Данные о расположении элементов:
┏━━
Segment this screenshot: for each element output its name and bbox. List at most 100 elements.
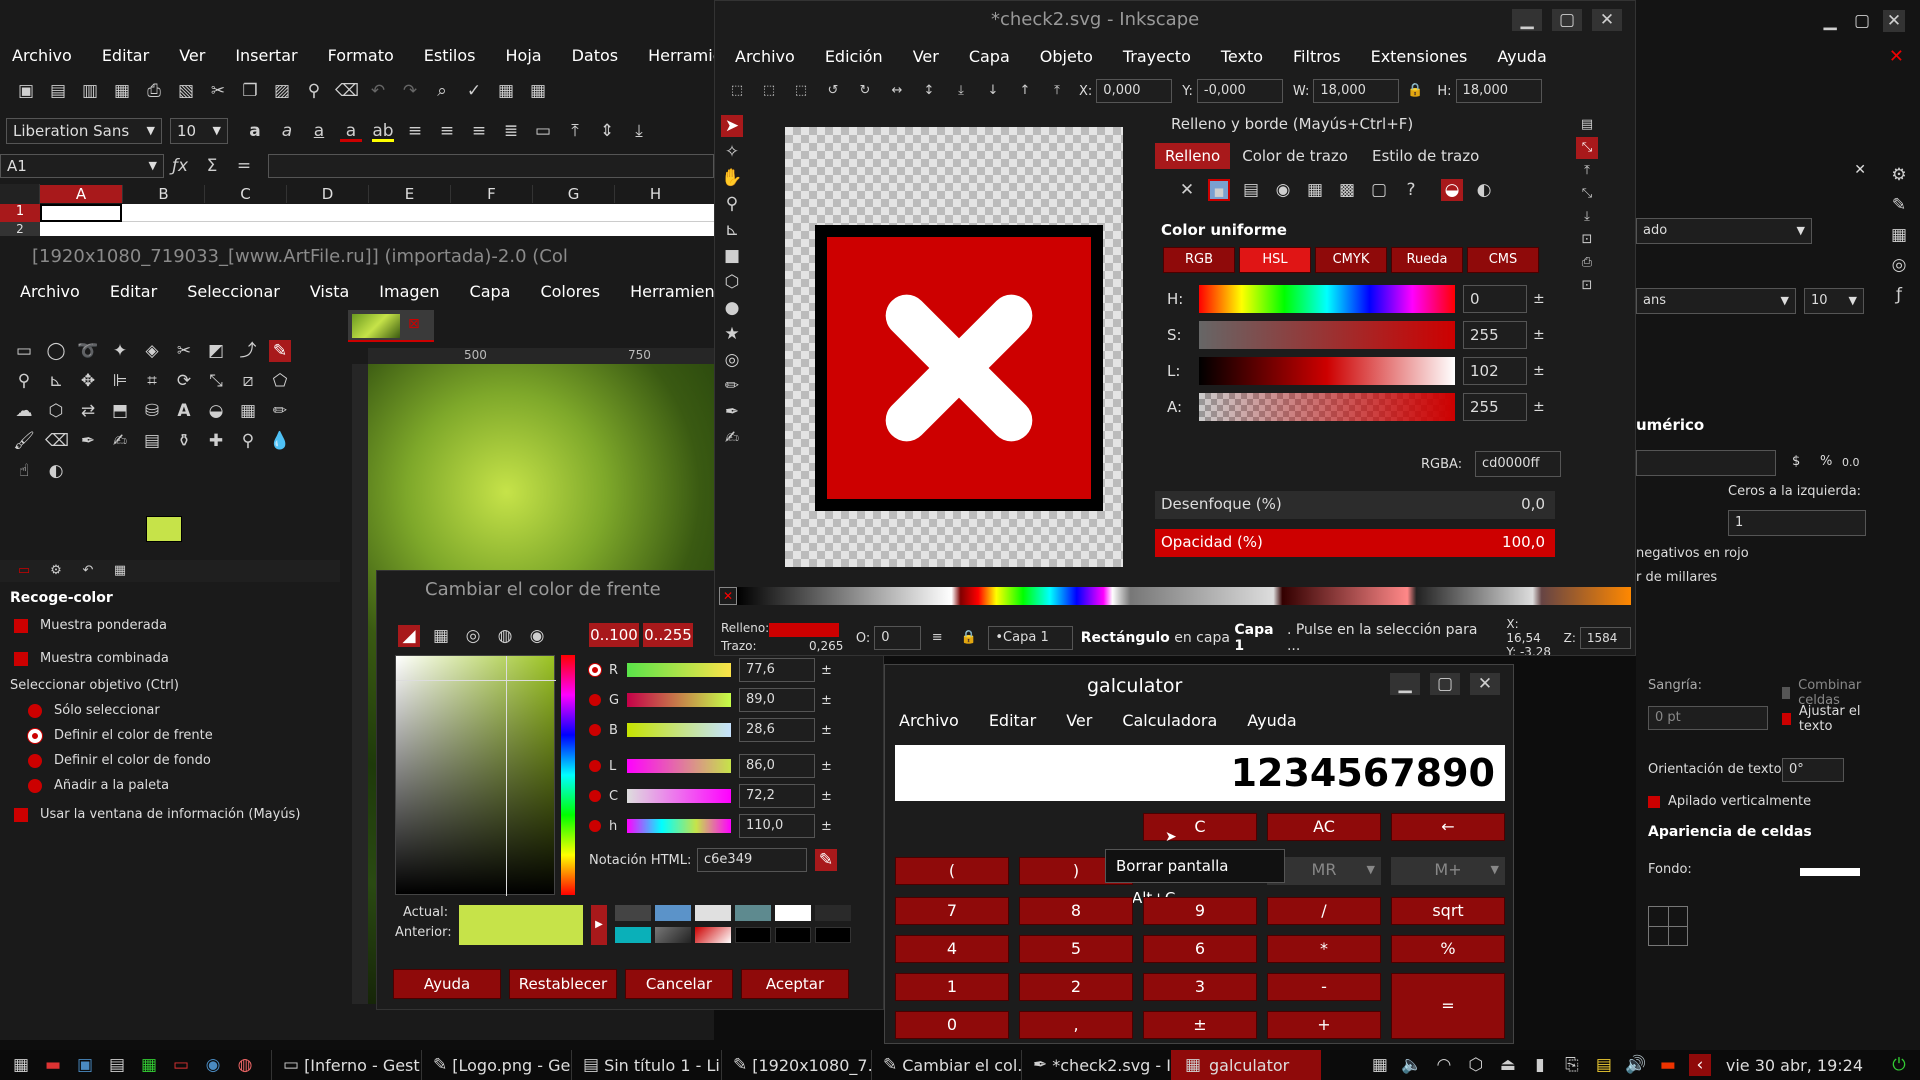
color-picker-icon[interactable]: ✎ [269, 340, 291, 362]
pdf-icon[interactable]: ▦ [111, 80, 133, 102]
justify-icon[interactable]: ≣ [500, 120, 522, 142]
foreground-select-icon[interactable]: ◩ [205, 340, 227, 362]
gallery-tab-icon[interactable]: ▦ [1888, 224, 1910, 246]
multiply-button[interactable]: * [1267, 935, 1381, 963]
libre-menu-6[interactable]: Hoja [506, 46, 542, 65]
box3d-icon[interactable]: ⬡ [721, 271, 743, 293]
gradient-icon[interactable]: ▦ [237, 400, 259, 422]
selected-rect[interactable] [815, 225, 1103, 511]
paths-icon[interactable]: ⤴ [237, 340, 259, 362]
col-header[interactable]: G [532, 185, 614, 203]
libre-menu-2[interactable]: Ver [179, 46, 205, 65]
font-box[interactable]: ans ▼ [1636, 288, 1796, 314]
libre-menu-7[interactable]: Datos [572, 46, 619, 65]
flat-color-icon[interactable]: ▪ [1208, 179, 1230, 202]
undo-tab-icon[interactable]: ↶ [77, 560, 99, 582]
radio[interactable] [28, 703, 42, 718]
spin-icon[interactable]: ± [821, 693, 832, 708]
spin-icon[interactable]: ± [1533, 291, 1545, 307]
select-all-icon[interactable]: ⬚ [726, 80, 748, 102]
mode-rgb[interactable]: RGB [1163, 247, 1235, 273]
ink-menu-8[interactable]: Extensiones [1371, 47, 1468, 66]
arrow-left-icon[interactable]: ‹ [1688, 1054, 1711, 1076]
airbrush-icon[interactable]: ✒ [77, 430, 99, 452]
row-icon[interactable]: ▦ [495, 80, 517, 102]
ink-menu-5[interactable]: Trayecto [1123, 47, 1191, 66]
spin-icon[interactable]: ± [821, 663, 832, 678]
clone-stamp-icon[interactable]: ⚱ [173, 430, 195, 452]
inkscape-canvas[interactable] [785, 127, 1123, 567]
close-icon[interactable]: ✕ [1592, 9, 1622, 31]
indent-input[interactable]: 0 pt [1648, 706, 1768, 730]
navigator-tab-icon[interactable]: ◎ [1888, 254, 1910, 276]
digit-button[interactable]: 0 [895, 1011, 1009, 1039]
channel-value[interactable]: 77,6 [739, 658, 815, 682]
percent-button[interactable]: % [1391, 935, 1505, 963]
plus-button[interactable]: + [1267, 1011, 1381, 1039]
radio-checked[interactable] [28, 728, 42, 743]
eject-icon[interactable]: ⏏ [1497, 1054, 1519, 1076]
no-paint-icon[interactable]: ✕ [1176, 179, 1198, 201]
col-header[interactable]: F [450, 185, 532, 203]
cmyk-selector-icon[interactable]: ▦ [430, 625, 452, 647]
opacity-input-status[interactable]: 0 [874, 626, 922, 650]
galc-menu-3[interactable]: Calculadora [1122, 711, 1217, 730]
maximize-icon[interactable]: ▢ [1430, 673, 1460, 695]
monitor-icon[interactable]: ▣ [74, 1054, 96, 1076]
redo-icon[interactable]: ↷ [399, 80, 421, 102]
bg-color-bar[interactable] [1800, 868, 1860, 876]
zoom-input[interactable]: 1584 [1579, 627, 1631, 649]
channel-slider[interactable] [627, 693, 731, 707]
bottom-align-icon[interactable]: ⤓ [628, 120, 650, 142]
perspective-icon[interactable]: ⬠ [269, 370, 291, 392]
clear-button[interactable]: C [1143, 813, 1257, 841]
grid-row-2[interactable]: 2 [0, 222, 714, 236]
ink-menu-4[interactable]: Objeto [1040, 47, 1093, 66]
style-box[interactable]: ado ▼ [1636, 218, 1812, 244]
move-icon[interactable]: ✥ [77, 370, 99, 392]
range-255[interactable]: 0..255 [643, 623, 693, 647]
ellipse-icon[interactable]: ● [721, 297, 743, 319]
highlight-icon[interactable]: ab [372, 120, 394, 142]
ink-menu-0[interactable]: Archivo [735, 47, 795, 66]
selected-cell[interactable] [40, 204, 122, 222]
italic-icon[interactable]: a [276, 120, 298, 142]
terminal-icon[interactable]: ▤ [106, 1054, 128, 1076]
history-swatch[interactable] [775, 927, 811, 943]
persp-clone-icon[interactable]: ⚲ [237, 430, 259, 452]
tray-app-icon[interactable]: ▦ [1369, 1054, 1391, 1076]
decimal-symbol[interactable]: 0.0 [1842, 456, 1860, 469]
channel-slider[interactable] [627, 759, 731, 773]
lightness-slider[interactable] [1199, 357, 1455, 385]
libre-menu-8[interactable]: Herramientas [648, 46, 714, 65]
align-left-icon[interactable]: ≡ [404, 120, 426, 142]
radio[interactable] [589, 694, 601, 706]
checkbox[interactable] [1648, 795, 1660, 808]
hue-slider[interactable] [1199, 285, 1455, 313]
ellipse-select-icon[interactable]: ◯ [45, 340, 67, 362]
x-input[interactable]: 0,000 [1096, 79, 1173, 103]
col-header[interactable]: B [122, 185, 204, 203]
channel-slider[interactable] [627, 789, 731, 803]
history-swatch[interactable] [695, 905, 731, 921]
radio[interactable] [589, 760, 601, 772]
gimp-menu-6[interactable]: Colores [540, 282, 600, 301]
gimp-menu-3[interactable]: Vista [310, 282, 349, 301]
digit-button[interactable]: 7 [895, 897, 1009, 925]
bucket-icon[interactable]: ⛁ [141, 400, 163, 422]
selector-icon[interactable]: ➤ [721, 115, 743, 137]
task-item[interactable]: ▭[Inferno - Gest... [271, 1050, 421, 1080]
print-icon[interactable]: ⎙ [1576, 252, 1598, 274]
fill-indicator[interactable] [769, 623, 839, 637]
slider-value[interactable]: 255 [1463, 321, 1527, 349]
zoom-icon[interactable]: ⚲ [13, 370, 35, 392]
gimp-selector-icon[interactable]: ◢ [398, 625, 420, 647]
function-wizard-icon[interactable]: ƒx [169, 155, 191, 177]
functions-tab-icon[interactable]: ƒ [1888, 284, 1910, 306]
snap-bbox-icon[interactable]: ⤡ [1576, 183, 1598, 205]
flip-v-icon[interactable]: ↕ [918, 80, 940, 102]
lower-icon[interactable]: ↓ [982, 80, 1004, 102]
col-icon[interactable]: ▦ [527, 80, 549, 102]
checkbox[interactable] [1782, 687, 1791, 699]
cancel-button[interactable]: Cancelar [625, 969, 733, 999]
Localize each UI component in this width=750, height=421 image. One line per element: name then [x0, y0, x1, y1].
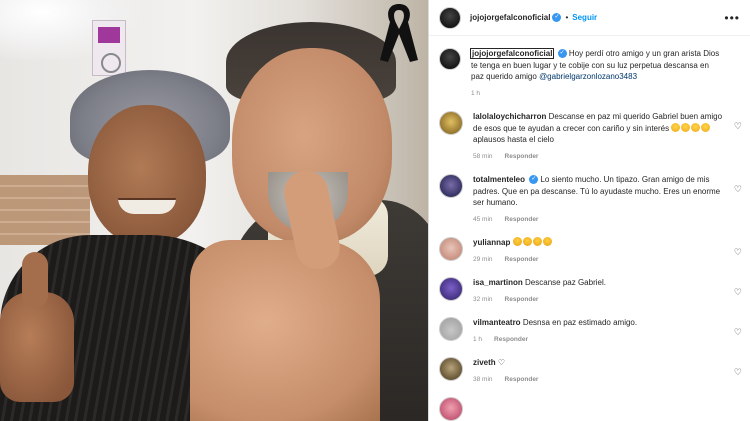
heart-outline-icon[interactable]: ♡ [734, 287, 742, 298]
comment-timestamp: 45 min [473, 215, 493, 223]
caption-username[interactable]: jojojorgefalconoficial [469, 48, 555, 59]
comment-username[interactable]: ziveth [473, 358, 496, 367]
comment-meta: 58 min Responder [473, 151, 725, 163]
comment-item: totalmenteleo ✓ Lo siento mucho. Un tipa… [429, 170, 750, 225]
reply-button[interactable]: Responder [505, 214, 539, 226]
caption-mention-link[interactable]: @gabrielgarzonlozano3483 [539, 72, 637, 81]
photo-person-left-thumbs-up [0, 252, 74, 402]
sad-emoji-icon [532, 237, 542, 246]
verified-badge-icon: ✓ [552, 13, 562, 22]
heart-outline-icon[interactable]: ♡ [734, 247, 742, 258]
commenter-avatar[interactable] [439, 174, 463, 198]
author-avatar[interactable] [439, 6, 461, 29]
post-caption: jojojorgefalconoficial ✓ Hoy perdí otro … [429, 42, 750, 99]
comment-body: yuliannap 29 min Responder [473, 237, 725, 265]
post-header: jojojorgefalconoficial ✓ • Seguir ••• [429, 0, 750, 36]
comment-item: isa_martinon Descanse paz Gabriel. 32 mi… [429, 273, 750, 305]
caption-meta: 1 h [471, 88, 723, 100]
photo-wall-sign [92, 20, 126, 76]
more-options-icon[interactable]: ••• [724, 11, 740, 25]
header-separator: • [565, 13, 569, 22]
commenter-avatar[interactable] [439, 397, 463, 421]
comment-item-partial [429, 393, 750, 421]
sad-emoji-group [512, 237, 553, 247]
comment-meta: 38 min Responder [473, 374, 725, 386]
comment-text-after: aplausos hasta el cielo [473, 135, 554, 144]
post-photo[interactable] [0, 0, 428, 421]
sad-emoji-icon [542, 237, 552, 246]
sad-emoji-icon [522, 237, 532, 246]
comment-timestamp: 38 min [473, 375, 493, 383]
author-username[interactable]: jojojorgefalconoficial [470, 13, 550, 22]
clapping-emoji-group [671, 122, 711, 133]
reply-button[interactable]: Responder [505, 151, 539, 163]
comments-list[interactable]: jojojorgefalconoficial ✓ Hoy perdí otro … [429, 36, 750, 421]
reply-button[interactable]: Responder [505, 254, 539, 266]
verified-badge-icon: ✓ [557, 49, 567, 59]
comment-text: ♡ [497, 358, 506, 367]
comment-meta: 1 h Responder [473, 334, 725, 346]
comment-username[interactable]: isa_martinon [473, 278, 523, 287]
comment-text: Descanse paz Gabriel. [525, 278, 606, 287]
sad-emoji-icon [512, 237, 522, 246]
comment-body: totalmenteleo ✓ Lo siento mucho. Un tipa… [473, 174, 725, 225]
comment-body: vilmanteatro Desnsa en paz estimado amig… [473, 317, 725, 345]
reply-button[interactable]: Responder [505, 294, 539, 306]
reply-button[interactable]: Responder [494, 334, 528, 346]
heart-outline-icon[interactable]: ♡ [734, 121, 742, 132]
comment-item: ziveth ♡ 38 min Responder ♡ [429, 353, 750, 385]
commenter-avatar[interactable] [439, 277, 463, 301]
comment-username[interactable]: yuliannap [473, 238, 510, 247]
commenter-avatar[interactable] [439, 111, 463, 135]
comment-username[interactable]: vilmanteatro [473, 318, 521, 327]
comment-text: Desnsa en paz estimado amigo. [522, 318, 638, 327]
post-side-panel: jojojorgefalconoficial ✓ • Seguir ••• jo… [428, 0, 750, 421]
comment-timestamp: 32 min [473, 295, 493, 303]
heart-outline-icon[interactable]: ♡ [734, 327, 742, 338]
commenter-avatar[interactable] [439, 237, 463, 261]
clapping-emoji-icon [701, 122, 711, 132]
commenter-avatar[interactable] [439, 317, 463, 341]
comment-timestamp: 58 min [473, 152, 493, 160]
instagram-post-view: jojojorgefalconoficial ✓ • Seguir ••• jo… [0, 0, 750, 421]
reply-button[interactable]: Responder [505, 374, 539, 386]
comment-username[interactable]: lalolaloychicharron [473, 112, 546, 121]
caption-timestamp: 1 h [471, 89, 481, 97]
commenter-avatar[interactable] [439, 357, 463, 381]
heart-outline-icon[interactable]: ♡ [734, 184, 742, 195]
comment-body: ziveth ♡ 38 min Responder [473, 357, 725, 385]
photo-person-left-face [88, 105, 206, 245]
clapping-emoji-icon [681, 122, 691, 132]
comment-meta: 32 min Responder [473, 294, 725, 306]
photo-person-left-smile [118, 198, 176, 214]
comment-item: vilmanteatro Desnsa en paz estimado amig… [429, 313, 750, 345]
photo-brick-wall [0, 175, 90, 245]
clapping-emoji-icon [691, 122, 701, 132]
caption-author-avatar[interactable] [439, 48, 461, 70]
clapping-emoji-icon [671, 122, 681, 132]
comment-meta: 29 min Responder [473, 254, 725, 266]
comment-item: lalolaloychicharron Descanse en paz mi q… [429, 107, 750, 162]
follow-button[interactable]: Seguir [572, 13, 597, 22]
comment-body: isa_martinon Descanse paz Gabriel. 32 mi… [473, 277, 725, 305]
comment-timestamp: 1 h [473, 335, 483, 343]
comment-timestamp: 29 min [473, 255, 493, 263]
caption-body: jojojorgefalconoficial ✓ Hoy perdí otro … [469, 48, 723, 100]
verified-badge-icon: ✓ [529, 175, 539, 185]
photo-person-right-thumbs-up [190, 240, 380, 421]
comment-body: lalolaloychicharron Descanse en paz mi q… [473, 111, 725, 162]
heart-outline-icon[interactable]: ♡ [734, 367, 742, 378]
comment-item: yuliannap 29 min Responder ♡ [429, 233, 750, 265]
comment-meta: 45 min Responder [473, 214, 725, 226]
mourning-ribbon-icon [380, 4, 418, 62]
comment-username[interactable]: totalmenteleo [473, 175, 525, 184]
┗━━
### Задание
Повторите без изменений строки, начав со строки, где есть «color-picker-icon[interactable]: ✎ [269, 340, 291, 362]», и закончив строкой, где есть «select-all-icon[interactable]: ⬚ [726, 80, 748, 102]», включительно.

### Правильный ответ
color-picker-icon[interactable]: ✎ [269, 340, 291, 362]
pdf-icon[interactable]: ▦ [111, 80, 133, 102]
justify-icon[interactable]: ≣ [500, 120, 522, 142]
foreground-select-icon[interactable]: ◩ [205, 340, 227, 362]
gallery-tab-icon[interactable]: ▦ [1888, 224, 1910, 246]
multiply-button[interactable]: * [1267, 935, 1381, 963]
libre-menu-6[interactable]: Hoja [506, 46, 542, 65]
box3d-icon[interactable]: ⬡ [721, 271, 743, 293]
gradient-icon[interactable]: ▦ [237, 400, 259, 422]
selected-rect[interactable] [815, 225, 1103, 511]
paths-icon[interactable]: ⤴ [237, 340, 259, 362]
col-header[interactable]: G [532, 185, 614, 203]
libre-menu-2[interactable]: Ver [179, 46, 205, 65]
font-box[interactable]: ans ▼ [1636, 288, 1796, 314]
libre-menu-7[interactable]: Datos [572, 46, 619, 65]
flat-color-icon[interactable]: ▪ [1208, 179, 1230, 202]
undo-tab-icon[interactable]: ↶ [77, 560, 99, 582]
radio[interactable] [28, 703, 42, 718]
spin-icon[interactable]: ± [821, 693, 832, 708]
spin-icon[interactable]: ± [1533, 291, 1545, 307]
select-all-icon[interactable]: ⬚ [726, 80, 748, 102]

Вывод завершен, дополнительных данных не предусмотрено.